── Given data ──

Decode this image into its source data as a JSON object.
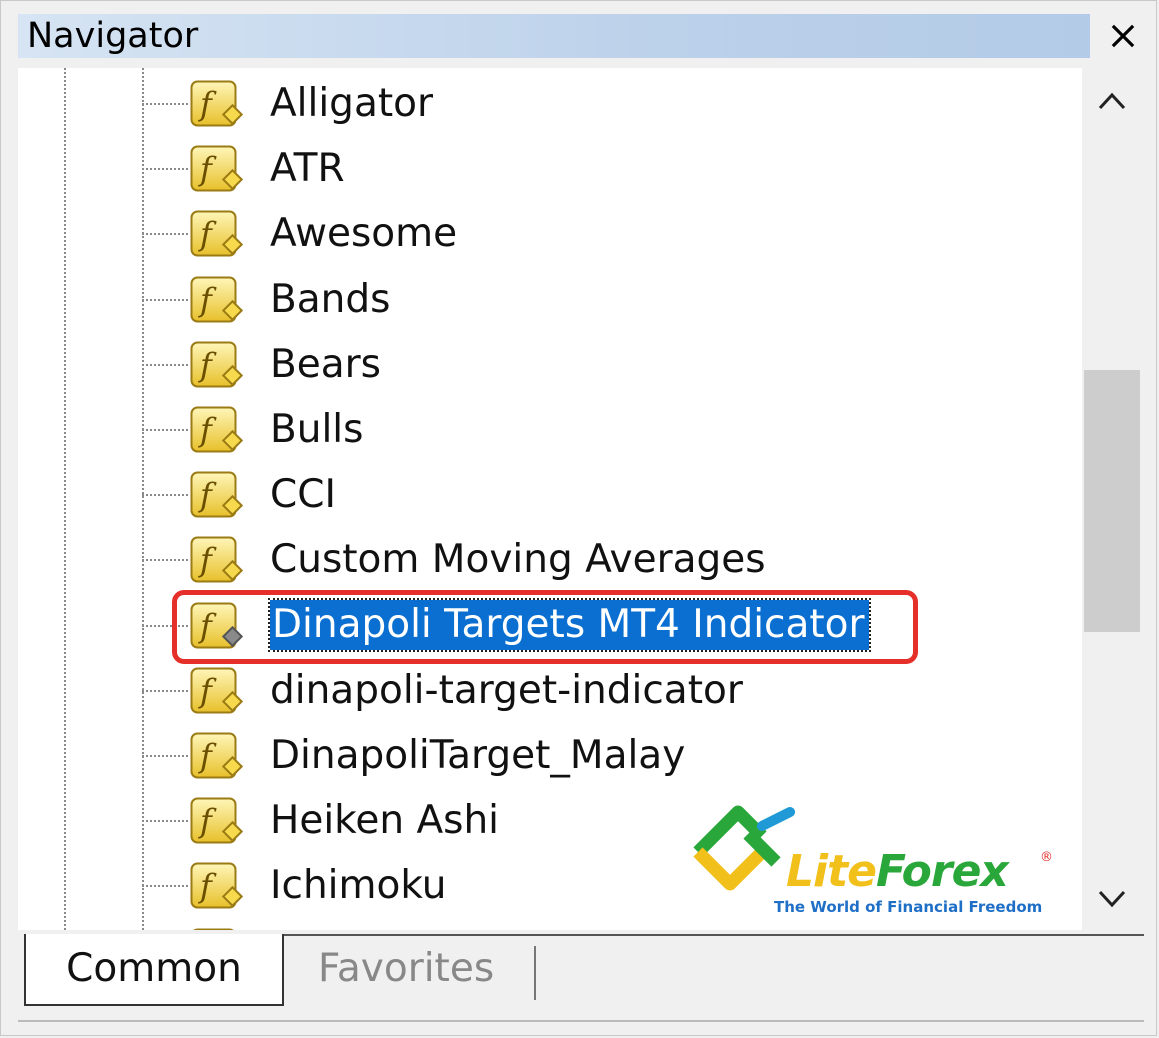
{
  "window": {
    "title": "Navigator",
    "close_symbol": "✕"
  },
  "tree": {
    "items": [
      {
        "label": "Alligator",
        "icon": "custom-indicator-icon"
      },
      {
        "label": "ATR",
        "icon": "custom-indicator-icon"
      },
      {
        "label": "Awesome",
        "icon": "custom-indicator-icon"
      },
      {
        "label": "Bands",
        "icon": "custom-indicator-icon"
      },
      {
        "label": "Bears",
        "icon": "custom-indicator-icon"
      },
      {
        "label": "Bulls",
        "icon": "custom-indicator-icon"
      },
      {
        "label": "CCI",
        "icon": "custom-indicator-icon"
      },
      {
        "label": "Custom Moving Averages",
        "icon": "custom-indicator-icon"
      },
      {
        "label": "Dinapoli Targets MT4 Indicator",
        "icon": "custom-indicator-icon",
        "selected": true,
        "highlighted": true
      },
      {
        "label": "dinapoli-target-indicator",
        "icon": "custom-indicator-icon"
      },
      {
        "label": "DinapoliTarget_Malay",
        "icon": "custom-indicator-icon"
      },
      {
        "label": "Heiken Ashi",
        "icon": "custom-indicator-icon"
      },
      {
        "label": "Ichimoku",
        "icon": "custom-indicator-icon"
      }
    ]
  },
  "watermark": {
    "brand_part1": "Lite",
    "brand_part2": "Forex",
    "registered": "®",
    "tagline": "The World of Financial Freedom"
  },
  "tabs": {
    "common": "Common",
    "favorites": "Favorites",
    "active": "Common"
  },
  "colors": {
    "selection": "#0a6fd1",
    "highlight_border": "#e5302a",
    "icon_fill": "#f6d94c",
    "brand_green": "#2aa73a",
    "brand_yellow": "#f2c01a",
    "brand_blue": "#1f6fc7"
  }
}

───
── Given data ──

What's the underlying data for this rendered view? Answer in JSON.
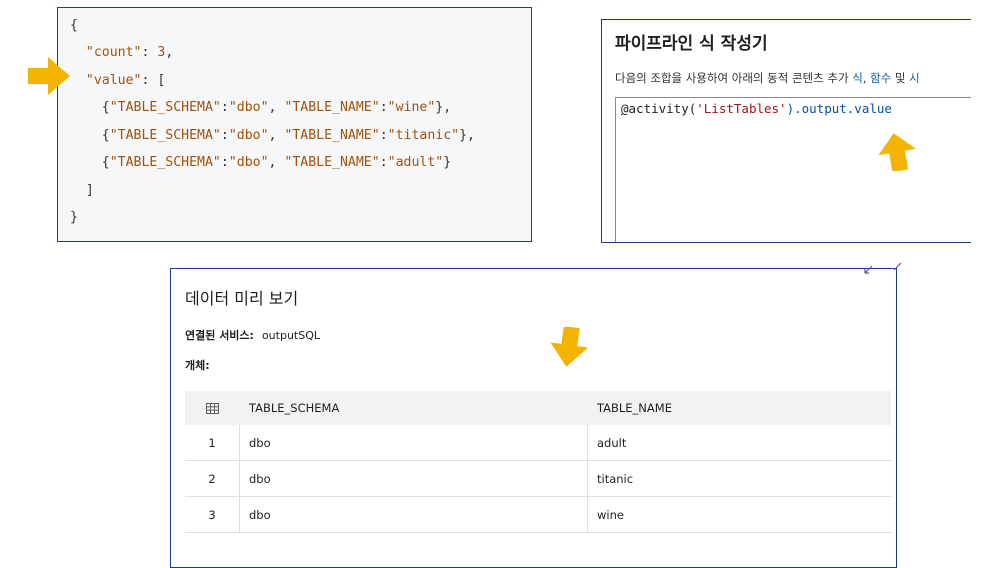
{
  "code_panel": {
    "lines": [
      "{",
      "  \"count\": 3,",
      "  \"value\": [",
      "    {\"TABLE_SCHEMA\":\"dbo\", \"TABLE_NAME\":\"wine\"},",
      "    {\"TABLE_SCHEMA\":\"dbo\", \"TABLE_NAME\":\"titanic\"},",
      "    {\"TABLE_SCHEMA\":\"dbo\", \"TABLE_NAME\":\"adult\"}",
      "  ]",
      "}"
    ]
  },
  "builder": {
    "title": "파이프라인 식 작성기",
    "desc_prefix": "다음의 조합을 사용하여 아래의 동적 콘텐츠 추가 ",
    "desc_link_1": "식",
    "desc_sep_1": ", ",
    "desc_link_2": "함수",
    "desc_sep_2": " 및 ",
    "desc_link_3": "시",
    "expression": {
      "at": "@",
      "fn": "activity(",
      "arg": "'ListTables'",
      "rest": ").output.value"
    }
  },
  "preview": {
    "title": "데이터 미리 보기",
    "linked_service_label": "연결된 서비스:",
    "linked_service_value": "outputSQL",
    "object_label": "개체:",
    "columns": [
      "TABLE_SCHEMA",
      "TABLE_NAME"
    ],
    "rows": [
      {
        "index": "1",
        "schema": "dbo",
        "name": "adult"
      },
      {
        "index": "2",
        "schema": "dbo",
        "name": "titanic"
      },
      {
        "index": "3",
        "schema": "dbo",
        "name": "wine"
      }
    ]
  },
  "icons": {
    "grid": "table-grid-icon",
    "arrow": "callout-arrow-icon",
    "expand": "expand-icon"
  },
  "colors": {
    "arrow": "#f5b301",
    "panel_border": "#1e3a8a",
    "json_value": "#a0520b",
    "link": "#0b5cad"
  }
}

───

What to work on: From the listing above, find the number of lines with the word "title" in them. Answer with the number only.

Full solution: 3